## Problem description
Gather all lines with "detail" from the records.

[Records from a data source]
◆ ◆ ◆

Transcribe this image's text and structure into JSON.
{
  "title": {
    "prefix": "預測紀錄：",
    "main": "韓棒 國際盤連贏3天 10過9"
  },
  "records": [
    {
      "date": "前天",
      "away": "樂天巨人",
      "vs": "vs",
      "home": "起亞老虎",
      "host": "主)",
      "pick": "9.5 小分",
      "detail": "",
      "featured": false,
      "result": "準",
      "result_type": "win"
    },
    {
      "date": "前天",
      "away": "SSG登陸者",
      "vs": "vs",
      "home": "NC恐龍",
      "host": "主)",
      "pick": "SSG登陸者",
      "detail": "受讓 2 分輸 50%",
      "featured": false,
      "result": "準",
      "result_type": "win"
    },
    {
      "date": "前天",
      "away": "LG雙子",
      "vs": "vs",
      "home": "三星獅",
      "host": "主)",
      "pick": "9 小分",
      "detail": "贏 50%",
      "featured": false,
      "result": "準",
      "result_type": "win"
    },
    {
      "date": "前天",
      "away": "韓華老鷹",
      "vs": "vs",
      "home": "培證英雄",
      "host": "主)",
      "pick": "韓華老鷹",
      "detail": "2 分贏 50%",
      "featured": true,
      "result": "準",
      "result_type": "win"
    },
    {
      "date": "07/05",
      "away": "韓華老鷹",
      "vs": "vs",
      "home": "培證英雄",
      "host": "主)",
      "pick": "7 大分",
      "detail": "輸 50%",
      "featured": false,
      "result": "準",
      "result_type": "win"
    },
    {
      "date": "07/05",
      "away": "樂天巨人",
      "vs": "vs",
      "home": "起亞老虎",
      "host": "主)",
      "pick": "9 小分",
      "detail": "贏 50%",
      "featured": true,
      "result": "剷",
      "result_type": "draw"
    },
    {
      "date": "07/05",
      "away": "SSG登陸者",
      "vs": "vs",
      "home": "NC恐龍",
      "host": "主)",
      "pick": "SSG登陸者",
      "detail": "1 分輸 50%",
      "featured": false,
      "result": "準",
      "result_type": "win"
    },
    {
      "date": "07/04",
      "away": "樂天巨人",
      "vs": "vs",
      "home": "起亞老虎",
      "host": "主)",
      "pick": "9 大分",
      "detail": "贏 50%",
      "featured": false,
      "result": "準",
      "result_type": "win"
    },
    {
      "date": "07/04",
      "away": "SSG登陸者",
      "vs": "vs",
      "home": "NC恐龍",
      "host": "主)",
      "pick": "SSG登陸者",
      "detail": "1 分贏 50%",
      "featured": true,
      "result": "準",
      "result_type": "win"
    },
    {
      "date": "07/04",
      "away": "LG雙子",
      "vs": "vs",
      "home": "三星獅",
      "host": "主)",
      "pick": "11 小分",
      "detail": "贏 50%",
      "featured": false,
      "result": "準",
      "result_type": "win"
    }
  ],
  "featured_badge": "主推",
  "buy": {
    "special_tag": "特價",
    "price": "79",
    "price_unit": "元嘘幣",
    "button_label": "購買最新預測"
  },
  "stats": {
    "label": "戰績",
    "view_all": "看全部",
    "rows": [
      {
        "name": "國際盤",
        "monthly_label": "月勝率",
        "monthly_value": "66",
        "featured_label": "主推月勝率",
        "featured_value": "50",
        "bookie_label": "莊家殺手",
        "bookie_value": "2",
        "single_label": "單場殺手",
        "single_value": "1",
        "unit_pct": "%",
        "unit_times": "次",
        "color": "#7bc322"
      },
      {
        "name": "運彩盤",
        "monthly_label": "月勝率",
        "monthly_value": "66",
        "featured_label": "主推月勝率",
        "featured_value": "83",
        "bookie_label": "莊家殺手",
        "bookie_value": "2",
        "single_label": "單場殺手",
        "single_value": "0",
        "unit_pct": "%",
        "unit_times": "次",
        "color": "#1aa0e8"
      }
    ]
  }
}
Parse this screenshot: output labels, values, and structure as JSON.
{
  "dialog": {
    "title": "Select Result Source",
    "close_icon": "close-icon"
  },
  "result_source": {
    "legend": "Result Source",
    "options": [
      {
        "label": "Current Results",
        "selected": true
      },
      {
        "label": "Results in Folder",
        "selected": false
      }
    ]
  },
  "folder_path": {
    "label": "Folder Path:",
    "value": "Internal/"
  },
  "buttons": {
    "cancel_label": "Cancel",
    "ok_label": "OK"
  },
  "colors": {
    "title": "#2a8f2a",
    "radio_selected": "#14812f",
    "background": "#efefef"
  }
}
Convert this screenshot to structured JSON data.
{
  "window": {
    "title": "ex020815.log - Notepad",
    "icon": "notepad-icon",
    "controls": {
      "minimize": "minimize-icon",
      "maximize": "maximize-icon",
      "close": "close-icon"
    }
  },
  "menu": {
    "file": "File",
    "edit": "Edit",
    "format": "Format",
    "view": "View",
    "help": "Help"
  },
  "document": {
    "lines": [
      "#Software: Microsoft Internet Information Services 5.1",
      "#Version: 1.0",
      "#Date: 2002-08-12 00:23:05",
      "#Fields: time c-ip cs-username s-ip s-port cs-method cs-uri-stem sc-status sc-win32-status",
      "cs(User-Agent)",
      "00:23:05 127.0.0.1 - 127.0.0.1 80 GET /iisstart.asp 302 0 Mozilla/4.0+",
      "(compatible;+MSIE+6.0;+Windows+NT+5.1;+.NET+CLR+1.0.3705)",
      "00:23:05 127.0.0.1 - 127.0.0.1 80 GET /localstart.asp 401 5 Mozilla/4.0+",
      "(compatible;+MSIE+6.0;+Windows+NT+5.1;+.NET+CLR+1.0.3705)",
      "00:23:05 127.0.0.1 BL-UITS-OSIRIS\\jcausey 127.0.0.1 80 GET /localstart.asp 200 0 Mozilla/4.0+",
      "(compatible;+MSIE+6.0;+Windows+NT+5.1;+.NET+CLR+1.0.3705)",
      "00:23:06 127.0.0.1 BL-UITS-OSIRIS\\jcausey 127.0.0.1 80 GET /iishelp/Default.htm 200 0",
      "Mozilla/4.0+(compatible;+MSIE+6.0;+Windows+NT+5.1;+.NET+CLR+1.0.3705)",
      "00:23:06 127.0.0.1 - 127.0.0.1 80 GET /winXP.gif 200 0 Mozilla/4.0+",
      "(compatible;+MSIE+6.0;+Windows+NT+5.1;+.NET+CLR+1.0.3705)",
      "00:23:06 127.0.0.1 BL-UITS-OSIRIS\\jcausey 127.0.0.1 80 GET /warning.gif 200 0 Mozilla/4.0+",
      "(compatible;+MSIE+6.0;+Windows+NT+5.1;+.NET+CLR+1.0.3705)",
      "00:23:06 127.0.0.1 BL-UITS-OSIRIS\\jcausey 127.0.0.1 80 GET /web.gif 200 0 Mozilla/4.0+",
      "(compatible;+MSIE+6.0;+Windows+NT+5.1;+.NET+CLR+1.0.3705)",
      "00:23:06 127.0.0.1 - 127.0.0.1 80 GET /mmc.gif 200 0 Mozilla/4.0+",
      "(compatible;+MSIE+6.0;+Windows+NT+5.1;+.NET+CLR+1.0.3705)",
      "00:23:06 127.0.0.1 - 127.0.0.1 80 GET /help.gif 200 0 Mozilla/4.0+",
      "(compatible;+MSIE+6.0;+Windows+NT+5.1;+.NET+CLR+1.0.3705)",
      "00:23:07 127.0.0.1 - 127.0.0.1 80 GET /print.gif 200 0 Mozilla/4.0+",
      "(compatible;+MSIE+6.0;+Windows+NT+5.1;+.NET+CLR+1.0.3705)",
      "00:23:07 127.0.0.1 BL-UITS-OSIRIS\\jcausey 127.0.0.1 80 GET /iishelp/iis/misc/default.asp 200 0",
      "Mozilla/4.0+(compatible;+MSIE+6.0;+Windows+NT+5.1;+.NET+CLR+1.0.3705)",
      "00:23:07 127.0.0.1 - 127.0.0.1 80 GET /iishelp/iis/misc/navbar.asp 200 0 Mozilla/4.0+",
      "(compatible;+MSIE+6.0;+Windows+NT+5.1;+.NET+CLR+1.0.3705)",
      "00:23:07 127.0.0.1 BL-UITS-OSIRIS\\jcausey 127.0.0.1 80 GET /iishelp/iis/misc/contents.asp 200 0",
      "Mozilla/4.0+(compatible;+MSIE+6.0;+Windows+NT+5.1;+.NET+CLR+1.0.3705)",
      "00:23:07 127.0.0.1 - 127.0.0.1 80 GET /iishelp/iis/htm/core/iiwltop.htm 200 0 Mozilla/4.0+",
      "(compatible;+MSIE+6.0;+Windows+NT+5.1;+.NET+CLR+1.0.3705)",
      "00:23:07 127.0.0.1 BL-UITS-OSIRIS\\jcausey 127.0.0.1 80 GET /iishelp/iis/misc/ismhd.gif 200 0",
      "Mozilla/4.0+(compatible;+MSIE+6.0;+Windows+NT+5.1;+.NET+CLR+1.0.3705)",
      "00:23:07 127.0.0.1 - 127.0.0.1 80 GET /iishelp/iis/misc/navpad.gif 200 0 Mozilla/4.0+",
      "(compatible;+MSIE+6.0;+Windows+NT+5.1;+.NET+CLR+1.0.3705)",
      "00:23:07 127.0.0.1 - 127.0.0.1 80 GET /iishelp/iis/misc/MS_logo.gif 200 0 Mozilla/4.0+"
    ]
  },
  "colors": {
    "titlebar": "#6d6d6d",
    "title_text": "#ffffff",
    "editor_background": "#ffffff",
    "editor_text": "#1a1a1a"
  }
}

◆ ◆ ◆

## Exercise output
      "detail": "",
      "detail": "受讓 2 分輸 50%",
      "detail": "贏 50%",
      "detail": "2 分贏 50%",
      "detail": "輸 50%",
      "detail": "贏 50%",
      "detail": "1 分輸 50%",
      "detail": "贏 50%",
      "detail": "1 分贏 50%",
      "detail": "贏 50%",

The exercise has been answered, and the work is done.